ÉNONCÉ ÉCRIT 1: Relevez toutes les personnes désignées par leur nom dans l'extrait sur la Légion étrangère en Espagne.
ÉNONCÉ ÉCRIT 2: Recopiez le passage de l'extrait sur la Légion étrangère en Espagne qui commence par "L’Ordonnance du Roi" et va jusqu'à "de la commander’’.".
ÉNONCÉ ÉCRIT 3: Donnez la suite du récit sur la Légion étrangère en Espagne, à partir de la dernière phrase de l'extrait.
─── EXTRAIT DU TEXTE
L’Ordonnance du Roi Louis-Philippe du 29 juin 1835 prescrivit que la Légion Etrangère cessait de faire partie de l’armée française et passait au service de l’Espagne.

Le 27 juillet 1835 fut le jour de la signature du procès-verbal de cession entre les deux Commissaires des Gouvernements respectifs.

Après des violents combats en janvier 1836, le colonel Bernelle est élevé au grade de colonel-major dans l’armée espagnole, soit général dans l’armée française ; le général Cordoba, général en chef, écrit dans son rapport au ministre de la Guerre Almodovar : ‘’La Légion auxiliaire française est une troupe admirable, et le général Bernelle un chef digne de la commander’’.

Sur les hauteurs de Larasoana, non loin du hameau abandonné de Terapeguin, à mi-côte du versant, s’élèvent quatre pans de murailles ; le général y établit le poste de commandement des forces sorties de Larasoana dans un blockhaus qu’il fait construire dans ces ruines.

 

Du 24 au 26 avril 1836 : le général Bernelle est averti par ses espions qu’un important parti carliste fait mouvement du côté de Zubiri, à quelques kilomètres de ses positions. Ordre est donne au 4e Bataillon, commandé par le lieutenant-colonel Magnier, de se porter sur le passage de la colonne ennemie, avec pour mission : interception et destruction.

  • A cette bataille de Terapeguin près de Pampelune, l’armée royale bat en retraite et laisse la Légion sans aucun soutien ; seuls, les officiers de la Légion se rappellent des nobles paroles du généralissime espagnol Cordoba.
  • 1 000 légionnaires se heurtent à 3 000 Carlistes et leur tiennent tête.
──────
─── ENTRÉES EXTRAITES
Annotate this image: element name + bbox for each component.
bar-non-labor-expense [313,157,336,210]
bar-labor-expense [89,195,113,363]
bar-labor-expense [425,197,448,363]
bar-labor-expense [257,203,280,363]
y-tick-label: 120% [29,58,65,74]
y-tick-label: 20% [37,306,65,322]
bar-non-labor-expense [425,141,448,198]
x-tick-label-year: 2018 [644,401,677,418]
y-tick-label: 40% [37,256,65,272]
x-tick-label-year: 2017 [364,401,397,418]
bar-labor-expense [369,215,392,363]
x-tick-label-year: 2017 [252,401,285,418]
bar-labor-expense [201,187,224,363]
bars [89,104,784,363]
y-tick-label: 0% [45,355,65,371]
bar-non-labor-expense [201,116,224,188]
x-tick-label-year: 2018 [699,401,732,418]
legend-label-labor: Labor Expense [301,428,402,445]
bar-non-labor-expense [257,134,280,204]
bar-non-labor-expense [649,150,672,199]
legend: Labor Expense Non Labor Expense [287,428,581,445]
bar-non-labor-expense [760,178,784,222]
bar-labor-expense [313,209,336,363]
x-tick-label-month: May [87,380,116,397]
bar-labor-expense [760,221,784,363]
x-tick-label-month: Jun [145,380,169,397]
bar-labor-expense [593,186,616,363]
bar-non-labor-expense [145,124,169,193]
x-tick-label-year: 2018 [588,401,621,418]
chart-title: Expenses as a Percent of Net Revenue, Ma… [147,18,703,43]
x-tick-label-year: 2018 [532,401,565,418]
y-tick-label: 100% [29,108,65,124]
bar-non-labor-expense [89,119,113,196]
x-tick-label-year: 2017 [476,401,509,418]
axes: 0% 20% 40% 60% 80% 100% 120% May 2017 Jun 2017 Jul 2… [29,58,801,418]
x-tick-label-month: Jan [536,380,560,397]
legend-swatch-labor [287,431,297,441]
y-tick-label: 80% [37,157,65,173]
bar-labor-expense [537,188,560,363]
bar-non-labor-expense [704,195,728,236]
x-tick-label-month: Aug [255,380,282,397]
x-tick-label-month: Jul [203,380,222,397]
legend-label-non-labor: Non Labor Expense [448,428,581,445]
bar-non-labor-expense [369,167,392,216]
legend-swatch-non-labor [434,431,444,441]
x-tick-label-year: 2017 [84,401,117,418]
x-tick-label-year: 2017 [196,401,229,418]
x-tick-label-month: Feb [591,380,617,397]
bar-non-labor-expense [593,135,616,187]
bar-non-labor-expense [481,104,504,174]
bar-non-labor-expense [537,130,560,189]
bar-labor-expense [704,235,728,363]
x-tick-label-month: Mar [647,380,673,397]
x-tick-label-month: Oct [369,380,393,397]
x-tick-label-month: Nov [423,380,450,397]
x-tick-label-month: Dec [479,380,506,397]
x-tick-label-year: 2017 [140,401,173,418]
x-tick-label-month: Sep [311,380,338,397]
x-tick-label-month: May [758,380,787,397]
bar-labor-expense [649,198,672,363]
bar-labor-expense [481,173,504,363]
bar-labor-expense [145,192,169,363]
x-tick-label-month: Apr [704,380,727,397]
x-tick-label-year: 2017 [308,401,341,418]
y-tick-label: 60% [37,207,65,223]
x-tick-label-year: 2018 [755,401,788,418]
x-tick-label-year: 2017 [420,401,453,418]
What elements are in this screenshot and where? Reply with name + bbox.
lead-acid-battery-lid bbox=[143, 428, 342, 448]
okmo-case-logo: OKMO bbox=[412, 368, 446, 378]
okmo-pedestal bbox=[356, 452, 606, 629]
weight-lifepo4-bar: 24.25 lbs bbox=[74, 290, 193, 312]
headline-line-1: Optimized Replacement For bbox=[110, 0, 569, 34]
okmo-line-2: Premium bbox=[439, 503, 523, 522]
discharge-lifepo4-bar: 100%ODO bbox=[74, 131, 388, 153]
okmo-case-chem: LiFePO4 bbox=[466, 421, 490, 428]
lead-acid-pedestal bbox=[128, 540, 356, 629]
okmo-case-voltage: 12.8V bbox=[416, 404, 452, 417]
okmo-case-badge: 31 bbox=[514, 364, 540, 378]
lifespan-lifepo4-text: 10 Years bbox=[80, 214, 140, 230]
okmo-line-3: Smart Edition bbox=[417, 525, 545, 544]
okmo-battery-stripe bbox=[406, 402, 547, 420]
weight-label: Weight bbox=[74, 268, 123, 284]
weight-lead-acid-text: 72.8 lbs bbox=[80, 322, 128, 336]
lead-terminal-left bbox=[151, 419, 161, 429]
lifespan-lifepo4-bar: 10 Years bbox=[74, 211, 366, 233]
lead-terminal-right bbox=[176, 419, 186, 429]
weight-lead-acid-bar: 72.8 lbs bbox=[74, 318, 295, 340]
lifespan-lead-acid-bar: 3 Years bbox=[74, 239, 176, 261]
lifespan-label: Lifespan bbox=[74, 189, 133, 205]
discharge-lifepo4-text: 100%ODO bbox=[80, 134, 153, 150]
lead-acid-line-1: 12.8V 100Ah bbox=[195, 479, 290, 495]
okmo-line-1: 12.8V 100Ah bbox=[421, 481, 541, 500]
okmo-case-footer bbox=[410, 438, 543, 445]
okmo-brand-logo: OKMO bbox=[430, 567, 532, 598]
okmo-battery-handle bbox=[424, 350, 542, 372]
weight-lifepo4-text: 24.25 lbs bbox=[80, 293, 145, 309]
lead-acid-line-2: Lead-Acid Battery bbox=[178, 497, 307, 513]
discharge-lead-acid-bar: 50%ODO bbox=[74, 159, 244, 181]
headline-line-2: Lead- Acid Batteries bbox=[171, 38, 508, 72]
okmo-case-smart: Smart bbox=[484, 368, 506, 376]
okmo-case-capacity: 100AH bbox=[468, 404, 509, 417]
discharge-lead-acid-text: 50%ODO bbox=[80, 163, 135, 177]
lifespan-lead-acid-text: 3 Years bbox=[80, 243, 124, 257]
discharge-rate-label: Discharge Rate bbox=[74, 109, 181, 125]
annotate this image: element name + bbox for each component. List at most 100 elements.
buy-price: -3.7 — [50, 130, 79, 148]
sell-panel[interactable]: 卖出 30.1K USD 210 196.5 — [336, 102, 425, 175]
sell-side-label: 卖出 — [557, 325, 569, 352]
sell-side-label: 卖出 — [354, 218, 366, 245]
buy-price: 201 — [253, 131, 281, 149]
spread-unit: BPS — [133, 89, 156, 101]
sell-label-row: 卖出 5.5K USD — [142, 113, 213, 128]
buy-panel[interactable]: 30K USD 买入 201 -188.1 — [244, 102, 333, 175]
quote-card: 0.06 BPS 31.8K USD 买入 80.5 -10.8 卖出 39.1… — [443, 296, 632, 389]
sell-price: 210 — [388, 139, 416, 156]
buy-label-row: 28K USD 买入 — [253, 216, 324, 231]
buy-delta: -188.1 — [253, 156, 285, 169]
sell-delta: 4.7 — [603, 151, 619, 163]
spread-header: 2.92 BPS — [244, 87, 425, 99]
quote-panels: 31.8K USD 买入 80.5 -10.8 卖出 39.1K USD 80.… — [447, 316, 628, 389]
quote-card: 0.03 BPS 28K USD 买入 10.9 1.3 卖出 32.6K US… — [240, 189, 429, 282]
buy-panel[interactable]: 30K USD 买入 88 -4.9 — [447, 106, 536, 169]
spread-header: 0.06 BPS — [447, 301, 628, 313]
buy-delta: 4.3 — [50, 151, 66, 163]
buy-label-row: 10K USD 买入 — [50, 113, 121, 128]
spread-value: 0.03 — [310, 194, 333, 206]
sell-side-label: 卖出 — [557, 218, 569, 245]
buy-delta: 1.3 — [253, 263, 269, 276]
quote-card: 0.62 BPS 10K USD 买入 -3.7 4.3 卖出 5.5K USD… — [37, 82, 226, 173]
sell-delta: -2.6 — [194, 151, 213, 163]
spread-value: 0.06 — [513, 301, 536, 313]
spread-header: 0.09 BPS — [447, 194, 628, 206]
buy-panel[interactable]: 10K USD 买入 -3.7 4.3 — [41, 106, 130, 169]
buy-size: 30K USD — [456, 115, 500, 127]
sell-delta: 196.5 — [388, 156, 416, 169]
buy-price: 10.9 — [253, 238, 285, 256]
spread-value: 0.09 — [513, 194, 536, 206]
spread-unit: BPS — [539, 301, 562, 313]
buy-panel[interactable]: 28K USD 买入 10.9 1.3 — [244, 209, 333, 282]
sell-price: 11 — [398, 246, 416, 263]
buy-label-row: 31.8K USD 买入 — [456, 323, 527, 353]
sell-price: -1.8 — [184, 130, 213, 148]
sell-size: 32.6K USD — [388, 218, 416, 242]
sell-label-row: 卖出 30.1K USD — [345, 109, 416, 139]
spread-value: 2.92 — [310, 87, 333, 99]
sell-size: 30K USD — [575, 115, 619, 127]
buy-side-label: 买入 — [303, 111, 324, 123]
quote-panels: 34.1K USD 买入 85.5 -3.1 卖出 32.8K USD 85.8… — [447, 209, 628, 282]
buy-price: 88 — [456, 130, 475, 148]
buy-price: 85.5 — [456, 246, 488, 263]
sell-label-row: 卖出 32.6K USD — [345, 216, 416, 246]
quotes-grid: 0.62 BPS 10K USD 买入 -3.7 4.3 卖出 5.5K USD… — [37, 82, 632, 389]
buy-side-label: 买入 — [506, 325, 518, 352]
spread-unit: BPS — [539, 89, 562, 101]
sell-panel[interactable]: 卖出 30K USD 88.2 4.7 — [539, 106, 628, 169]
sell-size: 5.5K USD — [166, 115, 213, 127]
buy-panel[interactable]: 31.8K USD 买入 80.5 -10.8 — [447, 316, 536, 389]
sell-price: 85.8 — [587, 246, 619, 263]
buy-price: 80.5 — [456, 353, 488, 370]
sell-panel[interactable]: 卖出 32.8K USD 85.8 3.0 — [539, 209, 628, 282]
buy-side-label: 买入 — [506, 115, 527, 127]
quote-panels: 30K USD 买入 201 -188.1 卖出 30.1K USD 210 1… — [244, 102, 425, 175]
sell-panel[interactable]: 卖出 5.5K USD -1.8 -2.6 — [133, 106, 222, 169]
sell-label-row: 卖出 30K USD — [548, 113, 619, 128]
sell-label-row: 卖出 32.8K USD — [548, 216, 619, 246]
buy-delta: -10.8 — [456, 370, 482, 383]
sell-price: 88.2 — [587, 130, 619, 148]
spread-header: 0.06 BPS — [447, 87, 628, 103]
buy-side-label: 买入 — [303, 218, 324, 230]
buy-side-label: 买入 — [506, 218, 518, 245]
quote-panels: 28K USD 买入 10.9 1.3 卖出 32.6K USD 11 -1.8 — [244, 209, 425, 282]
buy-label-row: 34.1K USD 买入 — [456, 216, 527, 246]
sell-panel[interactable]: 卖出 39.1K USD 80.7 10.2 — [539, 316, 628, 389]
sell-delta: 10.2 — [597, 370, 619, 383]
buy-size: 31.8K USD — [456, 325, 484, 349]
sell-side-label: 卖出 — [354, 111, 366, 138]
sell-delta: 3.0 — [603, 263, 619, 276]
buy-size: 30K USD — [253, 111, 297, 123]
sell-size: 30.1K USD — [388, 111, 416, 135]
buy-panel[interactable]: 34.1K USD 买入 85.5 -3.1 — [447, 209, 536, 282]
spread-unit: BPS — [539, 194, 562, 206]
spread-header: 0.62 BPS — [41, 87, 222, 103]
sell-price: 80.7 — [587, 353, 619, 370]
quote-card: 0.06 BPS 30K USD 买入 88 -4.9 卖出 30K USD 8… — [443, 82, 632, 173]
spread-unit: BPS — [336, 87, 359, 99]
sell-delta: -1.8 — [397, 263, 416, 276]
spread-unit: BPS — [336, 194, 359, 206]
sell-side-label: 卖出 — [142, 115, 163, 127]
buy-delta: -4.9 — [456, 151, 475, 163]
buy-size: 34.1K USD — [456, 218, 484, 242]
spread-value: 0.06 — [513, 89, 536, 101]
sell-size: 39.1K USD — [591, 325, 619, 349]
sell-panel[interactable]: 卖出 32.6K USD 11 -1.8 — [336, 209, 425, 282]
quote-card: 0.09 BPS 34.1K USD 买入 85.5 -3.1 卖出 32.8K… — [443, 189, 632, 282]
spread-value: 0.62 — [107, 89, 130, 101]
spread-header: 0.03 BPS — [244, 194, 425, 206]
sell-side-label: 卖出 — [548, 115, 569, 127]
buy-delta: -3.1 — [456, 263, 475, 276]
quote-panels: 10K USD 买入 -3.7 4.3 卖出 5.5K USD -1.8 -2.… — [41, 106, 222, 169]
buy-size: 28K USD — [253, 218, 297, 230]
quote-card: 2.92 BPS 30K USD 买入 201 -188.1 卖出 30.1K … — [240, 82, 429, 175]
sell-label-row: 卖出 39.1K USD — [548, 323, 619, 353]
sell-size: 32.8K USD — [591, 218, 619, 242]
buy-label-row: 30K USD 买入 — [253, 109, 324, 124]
──────
RÉSULTAT 1:
- Louis-Philippe
- Bernelle
- Cordoba
- Almodovar
- Magnier

RÉSULTAT 2:
L’Ordonnance du Roi Louis-Philippe du 29 juin 1835 prescrivit que la Légion Etrangère cessait de faire partie de l’armée française et passait au service de l’Espagne.

Le 27 juillet 1835 fut le jour de la signature du procès-verbal de cession entre les deux Commissaires des Gouvernements respectifs.

Après des violents combats en janvier 1836, le colonel Bernelle est élevé au grade de colonel-major dans l’armée espagnole, soit général dans l’armée française ; le général Cordoba, général en chef, écrit dans son rapport au ministre de la Guerre Almodovar : ‘’La Légion auxiliaire française est une troupe admirable, et le général Bernelle un chef digne de la commander’’.

RÉSULTAT 3:
  • Le temps est abominable. Un déluge de grêle, de neige fondante, de givre glacial déferle des derniers contreforts des Pyrénées sur les hauts plateaux espagnols.
  • Le général donne l’ordre de couper les broussailles et d’abattre les sapins qui favorisent l’approche et l’établissement de l’ennemi entre la crête et Terapeguin.
  • Les tirailleurs ennemis sont contenus par la compagnie des voltigeurs du capitaine Roux
  • Le 26 avril, vers midi, la fusillade est plus vive que les jours précédents ; trois compagnies de légionnaires sont embusquées à droite et à gauche du blockhaus, avec l’ordre formel de rester sur la défensive. Mais les légionnaires se laissent entraîner par leur ardeur ; les compagnies s’engagent contre des forces très supérieures.
  • Dans la bourrasque, les voltigeurs de la compagnie de tête du capitaine Aneth se hissent le long de la colline, abordent le plateau. En face d’eux, une petite ferme, la borda Fernandorena. Une bâtisse noire et solitaire qui ajoute au sinistre du paysage.
  • Le capitaine Aneth, guère rassuré par cet endroit, fait aligner en ligne ses légionnaires. A peine les premiers légionnaires atteignent-ils les abords de la ferme qu’une salve nourrie les accueille.
  • En même temps, masqué par la tempête, surgit d’un bois un escadron de lanciers carlistes qui prend les légionnaires de flanc. C’est aussitôt la mêlée. Les légionnaires font face ; mais les fantassins, embusqués dans les bâtiments voisins les fusillent presqu’à bout portant. Les pertes sont terribles.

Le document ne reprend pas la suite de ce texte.